Determine how many lines include the word "false", then give that number and nothing more.

=== DATASET RECORDS ===

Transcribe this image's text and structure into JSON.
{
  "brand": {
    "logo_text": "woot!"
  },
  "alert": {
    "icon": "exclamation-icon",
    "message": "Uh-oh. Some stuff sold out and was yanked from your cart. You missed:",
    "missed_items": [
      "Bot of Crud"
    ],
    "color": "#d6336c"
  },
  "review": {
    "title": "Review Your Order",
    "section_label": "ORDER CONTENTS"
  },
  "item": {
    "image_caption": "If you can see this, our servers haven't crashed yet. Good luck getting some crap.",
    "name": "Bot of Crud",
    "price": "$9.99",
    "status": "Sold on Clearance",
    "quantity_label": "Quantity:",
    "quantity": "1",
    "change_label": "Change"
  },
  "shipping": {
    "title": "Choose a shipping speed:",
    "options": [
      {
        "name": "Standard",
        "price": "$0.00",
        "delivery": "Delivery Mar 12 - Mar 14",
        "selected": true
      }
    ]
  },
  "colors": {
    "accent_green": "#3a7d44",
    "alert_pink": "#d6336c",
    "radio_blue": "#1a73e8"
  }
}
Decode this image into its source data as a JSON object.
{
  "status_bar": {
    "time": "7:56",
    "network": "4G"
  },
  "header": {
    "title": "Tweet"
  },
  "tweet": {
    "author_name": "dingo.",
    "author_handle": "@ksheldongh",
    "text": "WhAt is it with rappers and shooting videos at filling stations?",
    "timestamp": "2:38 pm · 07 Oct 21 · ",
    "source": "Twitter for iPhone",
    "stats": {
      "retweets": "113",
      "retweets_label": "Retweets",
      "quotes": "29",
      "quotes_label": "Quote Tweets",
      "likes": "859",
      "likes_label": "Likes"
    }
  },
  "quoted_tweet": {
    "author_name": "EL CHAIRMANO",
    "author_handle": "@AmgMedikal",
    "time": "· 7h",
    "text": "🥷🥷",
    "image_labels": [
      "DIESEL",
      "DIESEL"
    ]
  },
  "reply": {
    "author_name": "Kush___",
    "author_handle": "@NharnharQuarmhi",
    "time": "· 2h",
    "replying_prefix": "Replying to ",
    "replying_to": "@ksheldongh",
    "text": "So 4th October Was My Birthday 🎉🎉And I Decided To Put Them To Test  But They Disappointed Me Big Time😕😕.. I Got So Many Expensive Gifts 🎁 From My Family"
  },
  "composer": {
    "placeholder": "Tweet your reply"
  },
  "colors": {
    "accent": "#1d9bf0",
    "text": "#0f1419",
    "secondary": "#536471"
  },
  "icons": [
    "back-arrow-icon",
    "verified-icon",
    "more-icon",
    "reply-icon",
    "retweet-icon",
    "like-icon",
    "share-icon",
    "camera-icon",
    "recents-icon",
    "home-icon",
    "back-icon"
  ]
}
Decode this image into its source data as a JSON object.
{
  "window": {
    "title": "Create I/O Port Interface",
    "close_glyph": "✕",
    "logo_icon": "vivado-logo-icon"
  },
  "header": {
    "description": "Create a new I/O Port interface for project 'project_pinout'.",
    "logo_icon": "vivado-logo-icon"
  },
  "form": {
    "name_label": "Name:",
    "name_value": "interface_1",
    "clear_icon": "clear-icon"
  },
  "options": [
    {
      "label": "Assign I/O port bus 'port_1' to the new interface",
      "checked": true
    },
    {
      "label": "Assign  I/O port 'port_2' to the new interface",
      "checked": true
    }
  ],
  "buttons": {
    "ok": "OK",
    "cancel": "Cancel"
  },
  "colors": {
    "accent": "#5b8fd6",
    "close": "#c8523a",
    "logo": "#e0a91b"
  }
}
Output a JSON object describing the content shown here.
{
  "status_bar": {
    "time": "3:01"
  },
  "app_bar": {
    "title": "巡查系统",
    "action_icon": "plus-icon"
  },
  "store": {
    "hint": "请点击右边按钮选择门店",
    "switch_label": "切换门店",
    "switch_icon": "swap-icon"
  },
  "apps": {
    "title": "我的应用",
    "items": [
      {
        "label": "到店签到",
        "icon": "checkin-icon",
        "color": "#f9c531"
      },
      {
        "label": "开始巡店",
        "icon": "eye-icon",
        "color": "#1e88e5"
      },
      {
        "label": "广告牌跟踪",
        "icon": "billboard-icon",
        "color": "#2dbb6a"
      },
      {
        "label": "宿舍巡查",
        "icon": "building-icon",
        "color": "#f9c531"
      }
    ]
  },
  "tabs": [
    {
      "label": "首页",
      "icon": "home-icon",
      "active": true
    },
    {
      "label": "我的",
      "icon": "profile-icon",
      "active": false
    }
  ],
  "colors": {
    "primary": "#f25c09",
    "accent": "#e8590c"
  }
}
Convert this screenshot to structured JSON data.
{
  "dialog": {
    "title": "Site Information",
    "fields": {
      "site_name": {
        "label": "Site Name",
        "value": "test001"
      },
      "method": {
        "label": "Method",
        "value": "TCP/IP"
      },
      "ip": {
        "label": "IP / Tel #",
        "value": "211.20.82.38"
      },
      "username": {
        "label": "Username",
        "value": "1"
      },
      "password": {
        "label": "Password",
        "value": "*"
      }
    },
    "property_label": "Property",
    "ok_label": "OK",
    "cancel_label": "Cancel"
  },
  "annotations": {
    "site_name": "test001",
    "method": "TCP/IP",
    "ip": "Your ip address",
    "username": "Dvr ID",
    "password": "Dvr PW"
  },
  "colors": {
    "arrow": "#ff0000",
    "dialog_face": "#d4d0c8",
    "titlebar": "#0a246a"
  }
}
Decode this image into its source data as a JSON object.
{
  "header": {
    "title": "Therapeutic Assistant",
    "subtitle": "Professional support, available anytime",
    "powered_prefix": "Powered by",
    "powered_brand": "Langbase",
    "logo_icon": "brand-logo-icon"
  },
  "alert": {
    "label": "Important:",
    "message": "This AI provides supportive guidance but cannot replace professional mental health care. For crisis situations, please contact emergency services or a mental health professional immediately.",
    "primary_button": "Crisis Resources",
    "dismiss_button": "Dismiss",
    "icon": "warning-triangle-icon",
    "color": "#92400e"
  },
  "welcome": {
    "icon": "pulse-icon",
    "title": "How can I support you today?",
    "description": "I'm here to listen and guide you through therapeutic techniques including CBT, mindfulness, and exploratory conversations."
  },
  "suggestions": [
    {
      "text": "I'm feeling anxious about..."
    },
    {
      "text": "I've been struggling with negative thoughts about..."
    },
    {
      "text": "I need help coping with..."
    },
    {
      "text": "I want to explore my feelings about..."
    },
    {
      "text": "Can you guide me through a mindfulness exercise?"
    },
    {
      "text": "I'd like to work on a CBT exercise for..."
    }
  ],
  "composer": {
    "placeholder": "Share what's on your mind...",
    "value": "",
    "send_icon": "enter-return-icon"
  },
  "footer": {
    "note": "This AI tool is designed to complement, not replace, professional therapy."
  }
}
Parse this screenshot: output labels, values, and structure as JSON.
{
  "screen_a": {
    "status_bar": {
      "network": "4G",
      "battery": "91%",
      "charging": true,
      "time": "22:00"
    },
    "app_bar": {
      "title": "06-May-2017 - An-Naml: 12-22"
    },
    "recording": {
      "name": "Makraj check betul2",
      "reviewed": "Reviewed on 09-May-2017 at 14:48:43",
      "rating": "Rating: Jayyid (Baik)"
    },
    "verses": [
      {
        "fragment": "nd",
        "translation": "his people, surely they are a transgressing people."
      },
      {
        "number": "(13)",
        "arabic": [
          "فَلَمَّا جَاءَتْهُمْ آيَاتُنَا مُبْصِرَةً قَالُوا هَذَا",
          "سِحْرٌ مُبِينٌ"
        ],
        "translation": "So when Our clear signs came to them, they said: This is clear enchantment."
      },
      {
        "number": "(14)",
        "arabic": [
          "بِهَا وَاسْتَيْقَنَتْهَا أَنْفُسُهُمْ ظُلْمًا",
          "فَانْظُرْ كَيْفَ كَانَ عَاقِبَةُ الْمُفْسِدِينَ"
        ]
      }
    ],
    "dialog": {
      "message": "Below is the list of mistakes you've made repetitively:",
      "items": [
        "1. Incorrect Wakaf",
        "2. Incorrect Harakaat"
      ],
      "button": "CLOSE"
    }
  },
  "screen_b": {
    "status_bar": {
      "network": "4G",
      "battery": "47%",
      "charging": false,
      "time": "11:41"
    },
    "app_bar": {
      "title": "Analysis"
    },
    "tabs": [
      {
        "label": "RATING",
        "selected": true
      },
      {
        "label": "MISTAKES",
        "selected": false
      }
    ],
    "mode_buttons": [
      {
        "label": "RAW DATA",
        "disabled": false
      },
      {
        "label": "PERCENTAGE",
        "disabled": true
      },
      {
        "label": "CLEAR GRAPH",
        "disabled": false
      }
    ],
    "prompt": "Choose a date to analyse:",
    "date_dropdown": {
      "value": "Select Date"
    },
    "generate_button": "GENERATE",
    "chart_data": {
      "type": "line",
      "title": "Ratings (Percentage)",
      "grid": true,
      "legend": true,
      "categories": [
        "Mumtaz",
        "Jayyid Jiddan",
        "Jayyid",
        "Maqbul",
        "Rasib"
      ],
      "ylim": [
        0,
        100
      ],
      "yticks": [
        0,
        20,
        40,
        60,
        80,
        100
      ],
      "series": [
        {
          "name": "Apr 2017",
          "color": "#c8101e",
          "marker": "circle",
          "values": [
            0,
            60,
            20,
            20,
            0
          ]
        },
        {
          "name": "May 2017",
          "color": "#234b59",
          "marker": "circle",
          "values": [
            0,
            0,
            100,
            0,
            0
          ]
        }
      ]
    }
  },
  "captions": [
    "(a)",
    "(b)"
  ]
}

===

ANSWER TO THIS PROBLEM » 5